┌─ Records to process

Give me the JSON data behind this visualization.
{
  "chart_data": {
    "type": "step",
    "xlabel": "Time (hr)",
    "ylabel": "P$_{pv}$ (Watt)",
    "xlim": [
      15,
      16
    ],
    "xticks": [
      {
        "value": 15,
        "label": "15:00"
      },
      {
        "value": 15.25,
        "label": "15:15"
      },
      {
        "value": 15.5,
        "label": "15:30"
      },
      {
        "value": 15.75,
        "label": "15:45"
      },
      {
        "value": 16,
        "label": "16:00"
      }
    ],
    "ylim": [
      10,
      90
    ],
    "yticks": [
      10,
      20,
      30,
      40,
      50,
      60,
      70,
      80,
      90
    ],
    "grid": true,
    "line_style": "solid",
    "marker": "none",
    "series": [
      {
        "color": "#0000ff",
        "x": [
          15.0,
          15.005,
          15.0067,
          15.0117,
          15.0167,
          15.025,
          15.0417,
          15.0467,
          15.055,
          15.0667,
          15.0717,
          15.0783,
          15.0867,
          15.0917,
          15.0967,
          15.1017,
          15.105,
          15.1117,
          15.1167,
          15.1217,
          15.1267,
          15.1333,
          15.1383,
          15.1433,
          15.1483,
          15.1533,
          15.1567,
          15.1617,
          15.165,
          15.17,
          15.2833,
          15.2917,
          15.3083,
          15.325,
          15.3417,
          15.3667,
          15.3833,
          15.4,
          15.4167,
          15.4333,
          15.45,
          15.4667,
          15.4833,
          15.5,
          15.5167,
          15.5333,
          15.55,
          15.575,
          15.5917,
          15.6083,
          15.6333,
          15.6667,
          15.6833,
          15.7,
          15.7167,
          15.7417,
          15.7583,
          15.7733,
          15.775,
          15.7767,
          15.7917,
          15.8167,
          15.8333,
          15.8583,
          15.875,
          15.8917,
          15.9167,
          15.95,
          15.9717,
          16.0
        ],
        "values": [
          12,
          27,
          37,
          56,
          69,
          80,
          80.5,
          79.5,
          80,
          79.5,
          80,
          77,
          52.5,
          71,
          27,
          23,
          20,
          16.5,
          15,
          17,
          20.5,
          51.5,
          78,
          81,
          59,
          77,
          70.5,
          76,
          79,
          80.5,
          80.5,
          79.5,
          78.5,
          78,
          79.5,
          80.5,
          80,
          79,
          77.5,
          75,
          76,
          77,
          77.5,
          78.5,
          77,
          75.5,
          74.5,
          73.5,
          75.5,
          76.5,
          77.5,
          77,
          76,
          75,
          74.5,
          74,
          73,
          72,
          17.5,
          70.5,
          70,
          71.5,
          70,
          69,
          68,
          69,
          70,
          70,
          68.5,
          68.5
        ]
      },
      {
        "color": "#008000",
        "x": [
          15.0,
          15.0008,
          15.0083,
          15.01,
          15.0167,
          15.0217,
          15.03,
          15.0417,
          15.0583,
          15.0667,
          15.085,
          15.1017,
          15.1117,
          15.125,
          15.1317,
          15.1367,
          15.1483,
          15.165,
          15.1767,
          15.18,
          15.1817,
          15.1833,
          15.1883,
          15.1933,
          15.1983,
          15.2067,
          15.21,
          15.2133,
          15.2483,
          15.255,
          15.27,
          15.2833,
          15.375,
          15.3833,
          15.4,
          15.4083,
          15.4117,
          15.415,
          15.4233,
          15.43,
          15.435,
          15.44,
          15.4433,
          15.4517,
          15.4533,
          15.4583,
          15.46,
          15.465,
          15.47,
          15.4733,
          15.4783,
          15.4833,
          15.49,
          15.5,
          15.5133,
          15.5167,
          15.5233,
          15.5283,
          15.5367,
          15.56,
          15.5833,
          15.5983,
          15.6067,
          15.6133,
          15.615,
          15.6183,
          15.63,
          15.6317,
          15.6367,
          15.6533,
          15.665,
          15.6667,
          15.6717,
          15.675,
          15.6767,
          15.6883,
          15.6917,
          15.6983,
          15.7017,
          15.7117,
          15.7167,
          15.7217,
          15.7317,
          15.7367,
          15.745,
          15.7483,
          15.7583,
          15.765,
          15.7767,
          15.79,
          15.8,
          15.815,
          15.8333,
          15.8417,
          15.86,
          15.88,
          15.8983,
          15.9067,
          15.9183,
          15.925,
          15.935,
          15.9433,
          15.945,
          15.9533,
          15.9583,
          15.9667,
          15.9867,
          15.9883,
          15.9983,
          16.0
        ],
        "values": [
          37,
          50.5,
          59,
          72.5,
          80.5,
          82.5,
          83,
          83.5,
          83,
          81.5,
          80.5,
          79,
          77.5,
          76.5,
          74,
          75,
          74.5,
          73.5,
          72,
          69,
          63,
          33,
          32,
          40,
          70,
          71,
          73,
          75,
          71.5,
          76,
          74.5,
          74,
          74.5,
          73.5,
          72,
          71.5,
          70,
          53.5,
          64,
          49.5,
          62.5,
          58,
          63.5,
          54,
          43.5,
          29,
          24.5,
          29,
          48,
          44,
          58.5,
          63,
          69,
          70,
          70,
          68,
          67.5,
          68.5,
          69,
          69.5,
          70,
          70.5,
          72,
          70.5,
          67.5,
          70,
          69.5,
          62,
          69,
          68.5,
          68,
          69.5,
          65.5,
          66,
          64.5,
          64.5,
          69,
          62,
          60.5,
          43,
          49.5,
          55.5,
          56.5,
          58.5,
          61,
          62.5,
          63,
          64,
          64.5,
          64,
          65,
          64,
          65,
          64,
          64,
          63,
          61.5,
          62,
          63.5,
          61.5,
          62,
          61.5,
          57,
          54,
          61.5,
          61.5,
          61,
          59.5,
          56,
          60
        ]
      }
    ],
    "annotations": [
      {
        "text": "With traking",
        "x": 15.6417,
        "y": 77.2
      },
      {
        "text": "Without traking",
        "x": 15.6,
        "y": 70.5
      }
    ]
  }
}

└─

_The problem_
Transcribe the entire listing above precisely.

_Result for this exercise_
Give me the JSON data behind this visualization.
{
  "chart_data": {
    "type": "step",
    "xlabel": "Time (hr)",
    "ylabel": "P$_{pv}$ (Watt)",
    "xlim": [
      15,
      16
    ],
    "xticks": [
      {
        "value": 15,
        "label": "15:00"
      },
      {
        "value": 15.25,
        "label": "15:15"
      },
      {
        "value": 15.5,
        "label": "15:30"
      },
      {
        "value": 15.75,
        "label": "15:45"
      },
      {
        "value": 16,
        "label": "16:00"
      }
    ],
    "ylim": [
      10,
      90
    ],
    "yticks": [
      10,
      20,
      30,
      40,
      50,
      60,
      70,
      80,
      90
    ],
    "grid": true,
    "line_style": "solid",
    "marker": "none",
    "series": [
      {
        "color": "#0000ff",
        "x": [
          15.0,
          15.005,
          15.0067,
          15.0117,
          15.0167,
          15.025,
          15.0417,
          15.0467,
          15.055,
          15.0667,
          15.0717,
          15.0783,
          15.0867,
          15.0917,
          15.0967,
          15.1017,
          15.105,
          15.1117,
          15.1167,
          15.1217,
          15.1267,
          15.1333,
          15.1383,
          15.1433,
          15.1483,
          15.1533,
          15.1567,
          15.1617,
          15.165,
          15.17,
          15.2833,
          15.2917,
          15.3083,
          15.325,
          15.3417,
          15.3667,
          15.3833,
          15.4,
          15.4167,
          15.4333,
          15.45,
          15.4667,
          15.4833,
          15.5,
          15.5167,
          15.5333,
          15.55,
          15.575,
          15.5917,
          15.6083,
          15.6333,
          15.6667,
          15.6833,
          15.7,
          15.7167,
          15.7417,
          15.7583,
          15.7733,
          15.775,
          15.7767,
          15.7917,
          15.8167,
          15.8333,
          15.8583,
          15.875,
          15.8917,
          15.9167,
          15.95,
          15.9717,
          16.0
        ],
        "values": [
          12,
          27,
          37,
          56,
          69,
          80,
          80.5,
          79.5,
          80,
          79.5,
          80,
          77,
          52.5,
          71,
          27,
          23,
          20,
          16.5,
          15,
          17,
          20.5,
          51.5,
          78,
          81,
          59,
          77,
          70.5,
          76,
          79,
          80.5,
          80.5,
          79.5,
          78.5,
          78,
          79.5,
          80.5,
          80,
          79,
          77.5,
          75,
          76,
          77,
          77.5,
          78.5,
          77,
          75.5,
          74.5,
          73.5,
          75.5,
          76.5,
          77.5,
          77,
          76,
          75,
          74.5,
          74,
          73,
          72,
          17.5,
          70.5,
          70,
          71.5,
          70,
          69,
          68,
          69,
          70,
          70,
          68.5,
          68.5
        ]
      },
      {
        "color": "#008000",
        "x": [
          15.0,
          15.0008,
          15.0083,
          15.01,
          15.0167,
          15.0217,
          15.03,
          15.0417,
          15.0583,
          15.0667,
          15.085,
          15.1017,
          15.1117,
          15.125,
          15.1317,
          15.1367,
          15.1483,
          15.165,
          15.1767,
          15.18,
          15.1817,
          15.1833,
          15.1883,
          15.1933,
          15.1983,
          15.2067,
          15.21,
          15.2133,
          15.2483,
          15.255,
          15.27,
          15.2833,
          15.375,
          15.3833,
          15.4,
          15.4083,
          15.4117,
          15.415,
          15.4233,
          15.43,
          15.435,
          15.44,
          15.4433,
          15.4517,
          15.4533,
          15.4583,
          15.46,
          15.465,
          15.47,
          15.4733,
          15.4783,
          15.4833,
          15.49,
          15.5,
          15.5133,
          15.5167,
          15.5233,
          15.5283,
          15.5367,
          15.56,
          15.5833,
          15.5983,
          15.6067,
          15.6133,
          15.615,
          15.6183,
          15.63,
          15.6317,
          15.6367,
          15.6533,
          15.665,
          15.6667,
          15.6717,
          15.675,
          15.6767,
          15.6883,
          15.6917,
          15.6983,
          15.7017,
          15.7117,
          15.7167,
          15.7217,
          15.7317,
          15.7367,
          15.745,
          15.7483,
          15.7583,
          15.765,
          15.7767,
          15.79,
          15.8,
          15.815,
          15.8333,
          15.8417,
          15.86,
          15.88,
          15.8983,
          15.9067,
          15.9183,
          15.925,
          15.935,
          15.9433,
          15.945,
          15.9533,
          15.9583,
          15.9667,
          15.9867,
          15.9883,
          15.9983,
          16.0
        ],
        "values": [
          37,
          50.5,
          59,
          72.5,
          80.5,
          82.5,
          83,
          83.5,
          83,
          81.5,
          80.5,
          79,
          77.5,
          76.5,
          74,
          75,
          74.5,
          73.5,
          72,
          69,
          63,
          33,
          32,
          40,
          70,
          71,
          73,
          75,
          71.5,
          76,
          74.5,
          74,
          74.5,
          73.5,
          72,
          71.5,
          70,
          53.5,
          64,
          49.5,
          62.5,
          58,
          63.5,
          54,
          43.5,
          29,
          24.5,
          29,
          48,
          44,
          58.5,
          63,
          69,
          70,
          70,
          68,
          67.5,
          68.5,
          69,
          69.5,
          70,
          70.5,
          72,
          70.5,
          67.5,
          70,
          69.5,
          62,
          69,
          68.5,
          68,
          69.5,
          65.5,
          66,
          64.5,
          64.5,
          69,
          62,
          60.5,
          43,
          49.5,
          55.5,
          56.5,
          58.5,
          61,
          62.5,
          63,
          64,
          64.5,
          64,
          65,
          64,
          65,
          64,
          64,
          63,
          61.5,
          62,
          63.5,
          61.5,
          62,
          61.5,
          57,
          54,
          61.5,
          61.5,
          61,
          59.5,
          56,
          60
        ]
      }
    ],
    "annotations": [
      {
        "text": "With traking",
        "x": 15.6417,
        "y": 77.2
      },
      {
        "text": "Without traking",
        "x": 15.6,
        "y": 70.5
      }
    ]
  }
}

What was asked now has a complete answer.